#### [WORK REQUIRED]
Check each line of the records for "supply"; collect those that have it.

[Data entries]
•••••
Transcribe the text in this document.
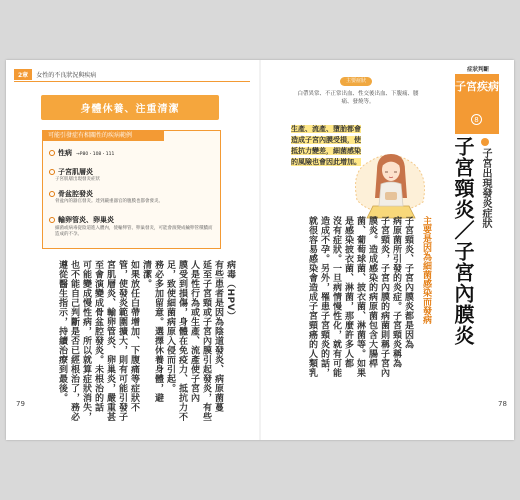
2章	女性的不良狀況與疾病
身體休養、注重清潔
可能引發症有相關性的疾病範例
性病 →P80・108・111
子宮肌層炎
子宮肌層出現發炎症狀
骨盆腔發炎
骨盆內的器官發炎。達到嚴重器官的腹膜也都會發炎。
輸卵管炎、卵巢炎
細菌或病毒從陰道進入體內，使輸卵管、卵巢發炎，可能會演變成輸卵管積膿而造成的不孕。
病毒（HPV）
有些患者是因為陰道發炎、病原菌蔓
延至子宮頸或子宮內膜引起發炎，有些
人是性行為或生產、流產使子宮內
膜受到損傷，身體在免疫力、抵抗力不
足，致使細菌病原入侵而引起。
務必多加留意。選擇休養身體，避
清潔。
如果放任白帶增加、下腹痛等症狀不
管，使發炎範圍擴大，則有可能引發子
宮肌層炎、輸卵管炎、卵巢炎，嚴重甚
至會演變成骨盆腔發炎。未根治的話
可能變成慢性病，所以就算症狀消失，
也不能自己判斷是否已經根治了，務必
遵從醫生指示，持續治療到最後。
79
主要症狀
白帶異常、不正常出血、性交後出血、下腹痛、腰痛、發燒等。
生產、流產、墮胎都會造成子宮內膜受損，使抵抗力變差，細菌感染的風險也會因此增加。
症狀判斷
子宮疾病
8
子宮出現發炎症狀
子宮頸炎／子宮內膜炎
主要是因為細菌感染而發病
子宮頸炎、子宮內膜炎都是因為
病原菌所引發的炎症。子宮頸炎稱為
子宮頸炎，子宮內膜的病菌則稱子宮內
膜炎。造成感染的病原菌包含大腸桿
菌、葡萄球菌、披衣菌、淋菌等。如果
是感染披衣菌、淋菌，那麼許多人都
沒有症狀。一旦病情慢性化，就有可能
造成不孕。另外，罹患子宮頸炎的話，
就很容易感染會造成子宮頸癌的人類乳
78
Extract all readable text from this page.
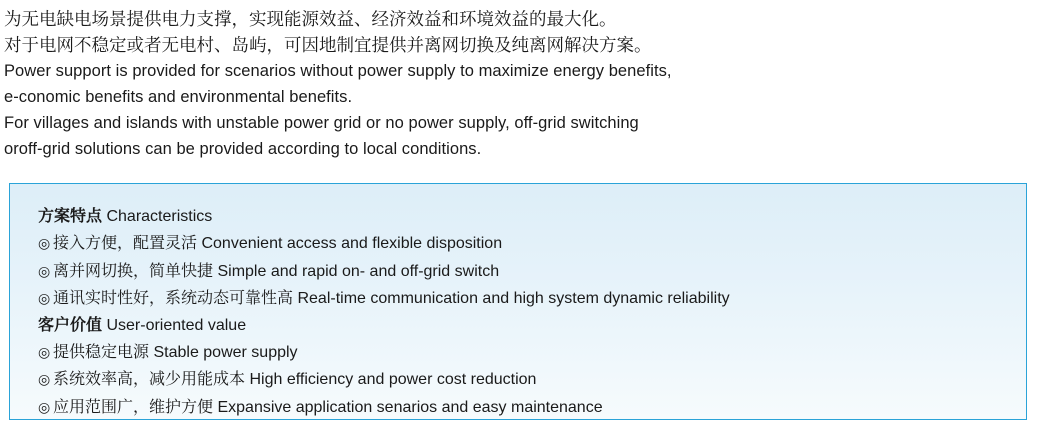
为无电缺电场景提供电力支撑，实现能源效益、经济效益和环境效益的最大化。
对于电网不稳定或者无电村、岛屿，可因地制宜提供并离网切换及纯离网解决方案。
Power support is provided for scenarios without power supply to maximize energy benefits,
e-conomic benefits and environmental benefits.
For villages and islands with unstable power grid or no power supply, off-grid switching
oroff-grid solutions can be provided according to local conditions.
方案特点 Characteristics
◎ 接入方便，配置灵活 Convenient access and flexible disposition
◎ 离并网切换，简单快捷 Simple and rapid on- and off-grid switch
◎ 通讯实时性好，系统动态可靠性高 Real-time communication and high system dynamic reliability
客户价值 User-oriented value
◎ 提供稳定电源 Stable power supply
◎ 系统效率高，减少用能成本 High efficiency and power cost reduction
◎ 应用范围广，维护方便 Expansive application senarios and easy maintenance
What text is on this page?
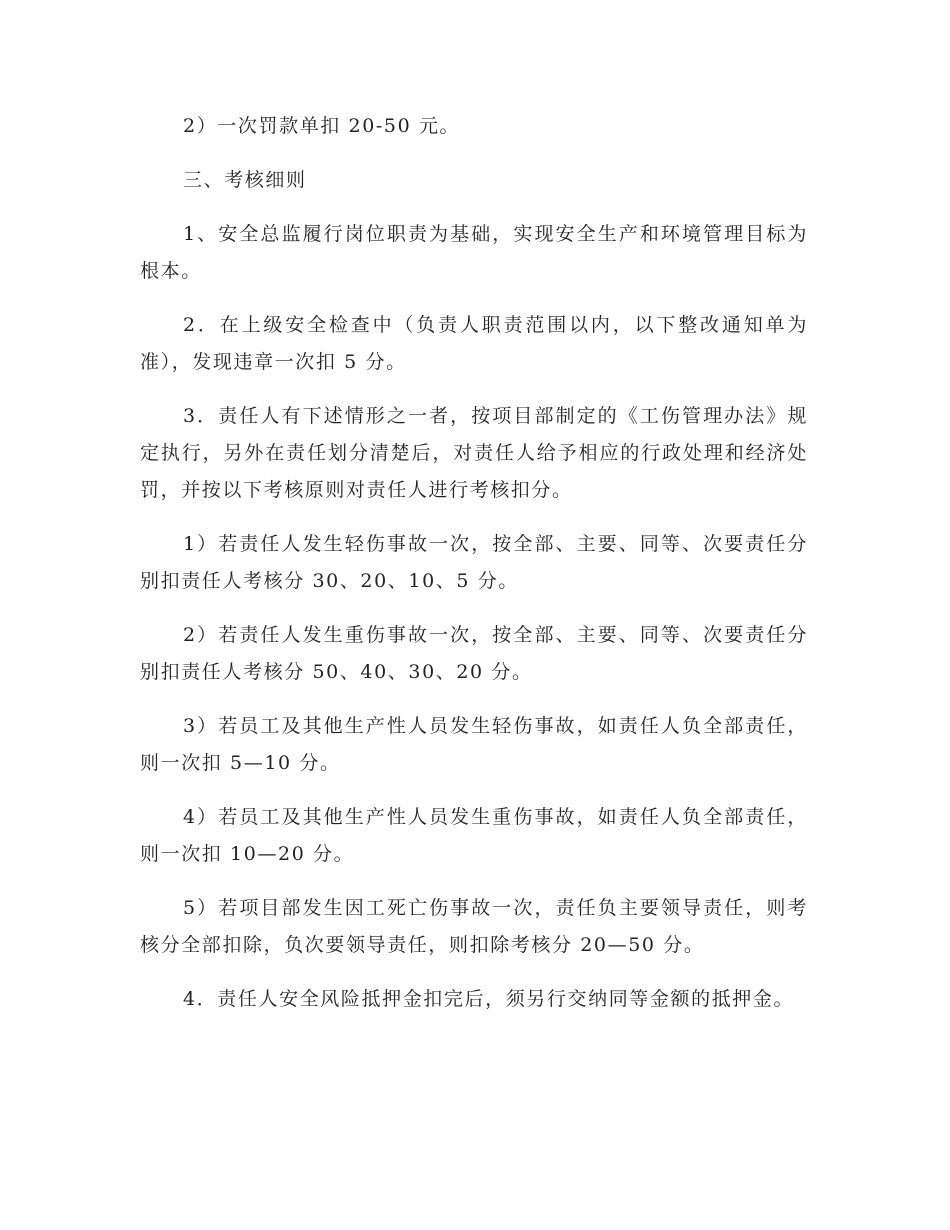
2）一次罚款单扣 20-50 元。

三、考核细则

1、安全总监履行岗位职责为基础，实现安全生产和环境管理目标为根本。

2．在上级安全检查中（负责人职责范围以内，以下整改通知单为准），发现违章一次扣 5 分。

3．责任人有下述情形之一者，按项目部制定的《工伤管理办法》规定执行，另外在责任划分清楚后，对责任人给予相应的行政处理和经济处罚，并按以下考核原则对责任人进行考核扣分。

1）若责任人发生轻伤事故一次，按全部、主要、同等、次要责任分别扣责任人考核分 30、20、10、5 分。

2）若责任人发生重伤事故一次，按全部、主要、同等、次要责任分别扣责任人考核分 50、40、30、20 分。

3）若员工及其他生产性人员发生轻伤事故，如责任人负全部责任，则一次扣 5—10 分。

4）若员工及其他生产性人员发生重伤事故，如责任人负全部责任，则一次扣 10—20 分。

5）若项目部发生因工死亡伤事故一次，责任负主要领导责任，则考核分全部扣除，负次要领导责任，则扣除考核分 20—50 分。

4．责任人安全风险抵押金扣完后，须另行交纳同等金额的抵押金。
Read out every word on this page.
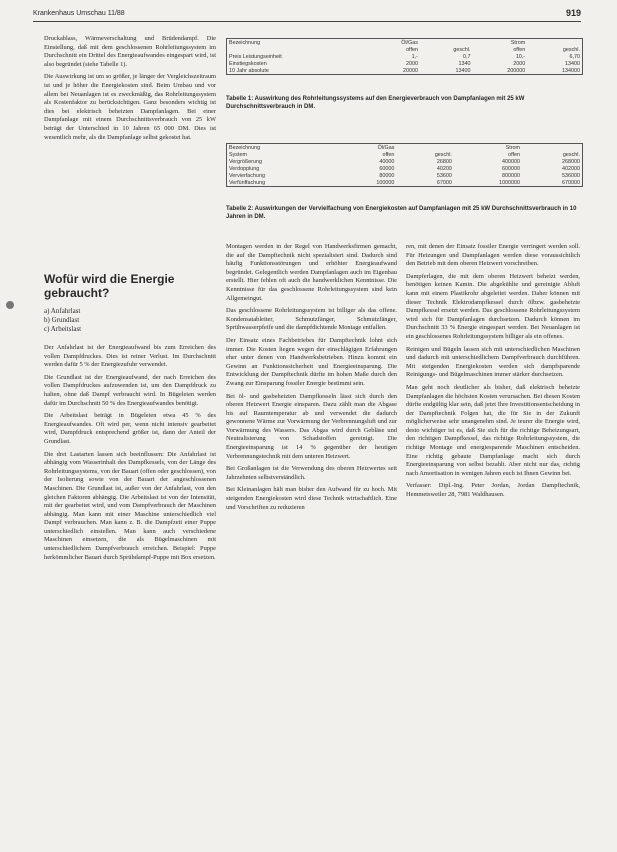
Krankenhaus Umschau 11/88	919

Druckablass, Wärmeverschaltung und Brüdendampf. Die Einstellung, daß mit dem geschlossenen Rohrleitungssystem im Durchschnitt ein Drittel des Energieaufwandes eingespart wird, ist also begründet (siehe Tabelle 1).

Die Auswirkung ist um so größer, je länger der Vergleichszeitraum ist und je höher die Energiekosten sind. Beim Umbau und vor allem bei Neuanlagen ist es zweckmäßig, das Rohrleitungssystem als Kostenfaktor zu berücksichtigen. Ganz besonders wichtig ist dies bei elektrisch beheizten Dampfanlagen. Bei einer Dampfanlage mit einem Durchschnittsverbrauch von 25 kW beträgt der Unterschied in 10 Jahren 65 000 DM. Dies ist wesentlich mehr, als die Dampfanlage selbst gekostet hat.

Wofür wird die Energie gebraucht?
a) Anfahrlast
b) Grundlast
c) Arbeitslast

Der Anfahrlast ist der Energieaufwand bis zum Erreichen des vollen Dampfdruckes. Dies ist reiner Verlust. Im Durchschnitt werden dafür 5 % der Energiezufuhr verwendet.

Die Grundlast ist der Energieaufwand, der nach Erreichen des vollen Dampfdruckes aufzuwenden ist, um den Dampfdruck zu halten, ohne daß Dampf verbraucht wird. In Bügeleien werden dafür im Durchschnitt 50 % des Energieaufwandes benötigt.

Die Arbeitslast beträgt in Bügeleien etwa 45 % des Energieaufwandes. Oft wird per, wenn nicht intensiv gearbeitet wird, Dampfdruck entsprechend größer ist, dann der Anteil der Grundlast.

Die drei Lastarten lassen sich beeinflussen: Die Anfahrlast ist abhängig vom Wasserinhalt des Dampfkessels, von der Länge des Rohrleitungssystems, von der Bauart (offen oder geschlossen), von der Isolierung sowie von der Bauart der angeschlossenen Maschinen. Die Grundlast ist, außer von der Anfahrlast, von den gleichen Faktoren abhängig. Die Arbeitslast ist von der Intensität, mit der gearbeitet wird, und vom Dampfverbrauch der Maschinen abhängig. Man kann mit einer Maschine unterschiedlich viel Dampf verbrauchen. Man kann z. B. die Dampfzeit einer Puppe unterschiedlich einstellen. Man kann auch verschiedene Maschinen einsetzen, die als Bügelmaschinen mit unterschiedlichem Dampfverbrauch erreichen. Beispiel: Puppe herkömmlicher Bauart durch Sprühdampf-Puppe mit Box ersetzen.

Bezeichnung	Öl/Gas		Strom	
	offen	geschl.	offen	geschl.
Preis Leistungseinheit	1,-	0,7	10,-	6,70
Einstiegskosten	2000	1340	2000	13400
10 Jahr absolute	20000	13400	200000	134000
Tabelle 1: Auswirkung des Rohrleitungssystems auf den Energieverbrauch von Dampfanlagen mit 25 kW Durchschnittsverbrauch in DM.
Bezeichnung	Öl/Gas		Strom	
System	offen	geschl.	offen	geschl.
Vergrößerung	40000	26800	400000	268000
Verdopplung	60000	40200	600000	402000
Vervierfachung	80000	53600	800000	536000
Verfünffachung	100000	67000	1000000	670000
Tabelle 2: Auswirkungen der Vervielfachung von Energiekosten auf Dampfanlagen mit 25 kW Durchschnittsverbrauch in 10 Jahren in DM.

Montagen werden in der Regel von Handwerksfirmen gemacht, die auf die Dampftechnik nicht spezialisiert sind. Dadurch sind häufig Funktionsstörungen und erhöhter Energieaufwand begründet. Gelegentlich werden Dampfanlagen auch im Eigenbau erstellt. Hier fehlen oft auch die handwerklichen Kenntnisse. Die Kenntnisse für das geschlossene Rohrleitungssystem sind kein Allgemeingut.

Das geschlossene Rohrleitungssystem ist billiger als das offene. Kondensatableiter, Schmutzfänger, Schmutzfänger, Sprühwasserpfeife und die dampfdichtende Montage entfallen.

Der Einsatz eines Fachbetriebes für Dampftechnik lohnt sich immer. Die Kosten liegen wegen der einschlägigen Erfahrungen eher unter denen von Handwerksbetrieben. Hinzu kommt ein Gewinn an Funktionssicherheit und Energieeinsparung. Die Entwicklung der Dampftechnik dürfte im hohen Maße durch den Zwang zur Einsparung fossiler Energie bestimmt sein.

Bei öl- und gasbeheizten Dampfkesseln lässt sich durch den oberen Heizwert Energie einsparen. Dazu zählt man die Abgase bis auf Raumtemperatur ab und verwendet die dadurch gewonnene Wärme zur Vorwärmung der Verbrennungsluft und zur Vorwärmung des Wassers. Das Abgas wird durch Gebläse und Neutralisierung von Schadstoffen gereinigt. Die Energieeinsparung ist 14 % gegenüber der heutigen Verbrennungstechnik mit dem unteren Heizwert.

Bei Großanlagen ist die Verwendung des oberen Heizwertes seit Jahrzehnten selbstverständlich.

Bei Kleinanlagen hält man bisher den Aufwand für zu hoch. Mit steigenden Energiekosten wird diese Technik wirtschaftlich. Eine und Vorschriften zu reduzieren

ren, mit denen der Einsatz fossiler Energie verringert werden soll. Für Heizungen und Dampfanlagen werden diese voraussichtlich den Betrieb mit dem oberen Heizwert vorschreiben.

Dampferlagen, die mit dem oberen Heizwert beheizt werden, benötigen keinen Kamin. Die abgekühlte und gereinigte Abluft kann mit einem Plastikrohr abgeleitet werden. Daher können mit dieser Technik Elektrodampfkessel durch ölbzw. gasbeheizte Dampfkessel ersetzt werden. Das geschlossene Rohrleitungssystem wird sich für Dampfanlagen durchsetzen. Dadurch können im Durchschnitt 33 % Energie eingespart werden. Bei Neuanlagen ist ein geschlossenes Rohrleitungssystem billiger als ein offenes.

Reinigen und Bügeln lassen sich mit unterschiedlichen Maschinen und dadurch mit unterschiedlichem Dampfverbrauch durchführen. Mit steigenden Energiekosten werden sich dampfsparende Reinigungs- und Bügelmaschinen immer stärker durchsetzen.

Man geht noch deutlicher als bisher, daß elektrisch beheizte Dampfanlagen die höchsten Kosten verursachen. Bei diesen Kosten dürfte endgültig klar sein, daß jetzt Ihre Investitionsentscheidung in der Dampftechnik Folgen hat, die für Sie in der Zukunft möglicherweise sehr unangenehm sind. Je teurer die Energie wird, desto wichtiger ist es, daß Sie sich für die richtige Beheizungsart, den richtigen Dampfkessel, das richtige Rohrleitungssystem, die richtige Montage und energiesparende Maschinen entscheiden. Eine richtig gebaute Dampfanlage macht sich durch Energieeinsparung von selbst bezahlt. Aber nicht nur das, richtig nach Amortisation in wenigen Jahren euch ist Ihnen Gewinn bei.

Verfasser: Dipl.-Ing. Peter Jordan, Jordan Dampftechnik, Hemmetsweiler 28, 7981 Waldhausen.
•••••
#### [RESPONSE TO THIS EXERCISE]
Power support is provided for scenarios without power supply to maximize energy benefits,
For villages and islands with unstable power grid or no power supply, off-grid switching
◎ 提供稳定电源 Stable power supply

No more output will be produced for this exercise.